Brief: Make an exact copy of the records, with the images left out.

====================

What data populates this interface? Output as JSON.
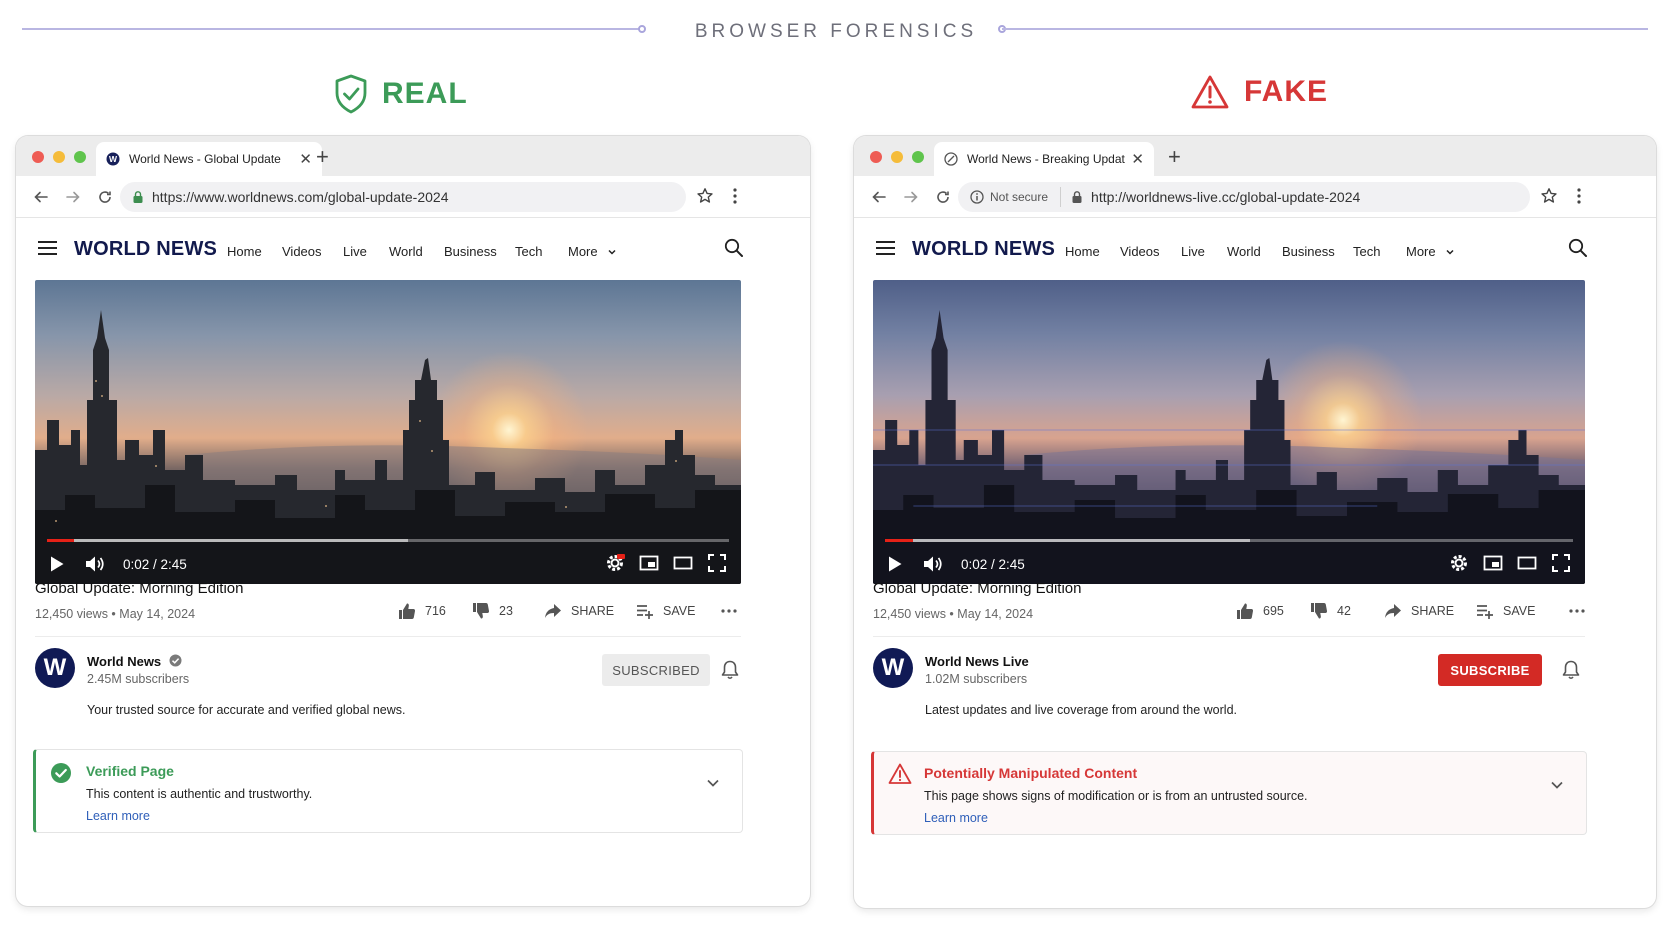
{
  "header": {
    "title": "BROWSER FORENSICS"
  },
  "colors": {
    "real": "#3c9b58",
    "fake": "#d63737",
    "brand_navy": "#121a4d",
    "subscribe_red": "#d32a25",
    "link_blue": "#2f5fb9"
  },
  "real": {
    "label": "REAL",
    "tab_title": "World News - Global Update",
    "url": "https://www.worldnews.com/global-update-2024",
    "brand": "WORLD NEWS",
    "nav": [
      "Home",
      "Videos",
      "Live",
      "World",
      "Business",
      "Tech",
      "More"
    ],
    "video": {
      "time": "0:02 / 2:45",
      "progress_fraction": 0.013,
      "buffered_fraction": 0.53
    },
    "video_title": "Global Update: Morning Edition",
    "views": "12,450 views • May 14, 2024",
    "likes": "716",
    "dislikes": "23",
    "share": "SHARE",
    "save": "SAVE",
    "channel": {
      "avatar_letter": "W",
      "name": "World News",
      "subscribers": "2.45M subscribers",
      "description": "Your trusted source for accurate and verified global news.",
      "button": "SUBSCRIBED"
    },
    "notice": {
      "title": "Verified Page",
      "text": "This content is authentic and trustworthy.",
      "link": "Learn more"
    }
  },
  "fake": {
    "label": "FAKE",
    "tab_title": "World News - Breaking Update",
    "security": "Not secure",
    "url": "http://worldnews-live.cc/global-update-2024",
    "brand": "WORLD NEWS",
    "nav": [
      "Home",
      "Videos",
      "Live",
      "World",
      "Business",
      "Tech",
      "More"
    ],
    "video": {
      "time": "0:02 / 2:45",
      "progress_fraction": 0.04,
      "buffered_fraction": 0.53
    },
    "video_title": "Global Update: Morning Edition",
    "views": "12,450 views • May 14, 2024",
    "likes": "695",
    "dislikes": "42",
    "share": "SHARE",
    "save": "SAVE",
    "channel": {
      "avatar_letter": "W",
      "name": "World News Live",
      "subscribers": "1.02M subscribers",
      "description": "Latest updates and live coverage from around the world.",
      "button": "SUBSCRIBE"
    },
    "notice": {
      "title": "Potentially Manipulated Content",
      "text": "This page shows signs of modification or is from an untrusted source.",
      "link": "Learn more"
    }
  }
}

====================

Written response:
What data populates this interface? Output as JSON.
{
  "header": {
    "title": "BROWSER FORENSICS"
  },
  "colors": {
    "real": "#3c9b58",
    "fake": "#d63737",
    "brand_navy": "#121a4d",
    "subscribe_red": "#d32a25",
    "link_blue": "#2f5fb9"
  },
  "real": {
    "label": "REAL",
    "tab_title": "World News - Global Update",
    "url": "https://www.worldnews.com/global-update-2024",
    "brand": "WORLD NEWS",
    "nav": [
      "Home",
      "Videos",
      "Live",
      "World",
      "Business",
      "Tech",
      "More"
    ],
    "video": {
      "time": "0:02 / 2:45",
      "progress_fraction": 0.013,
      "buffered_fraction": 0.53
    },
    "video_title": "Global Update: Morning Edition",
    "views": "12,450 views • May 14, 2024",
    "likes": "716",
    "dislikes": "23",
    "share": "SHARE",
    "save": "SAVE",
    "channel": {
      "avatar_letter": "W",
      "name": "World News",
      "subscribers": "2.45M subscribers",
      "description": "Your trusted source for accurate and verified global news.",
      "button": "SUBSCRIBED"
    },
    "notice": {
      "title": "Verified Page",
      "text": "This content is authentic and trustworthy.",
      "link": "Learn more"
    }
  },
  "fake": {
    "label": "FAKE",
    "tab_title": "World News - Breaking Update",
    "security": "Not secure",
    "url": "http://worldnews-live.cc/global-update-2024",
    "brand": "WORLD NEWS",
    "nav": [
      "Home",
      "Videos",
      "Live",
      "World",
      "Business",
      "Tech",
      "More"
    ],
    "video": {
      "time": "0:02 / 2:45",
      "progress_fraction": 0.04,
      "buffered_fraction": 0.53
    },
    "video_title": "Global Update: Morning Edition",
    "views": "12,450 views • May 14, 2024",
    "likes": "695",
    "dislikes": "42",
    "share": "SHARE",
    "save": "SAVE",
    "channel": {
      "avatar_letter": "W",
      "name": "World News Live",
      "subscribers": "1.02M subscribers",
      "description": "Latest updates and live coverage from around the world.",
      "button": "SUBSCRIBE"
    },
    "notice": {
      "title": "Potentially Manipulated Content",
      "text": "This page shows signs of modification or is from an untrusted source.",
      "link": "Learn more"
    }
  }
}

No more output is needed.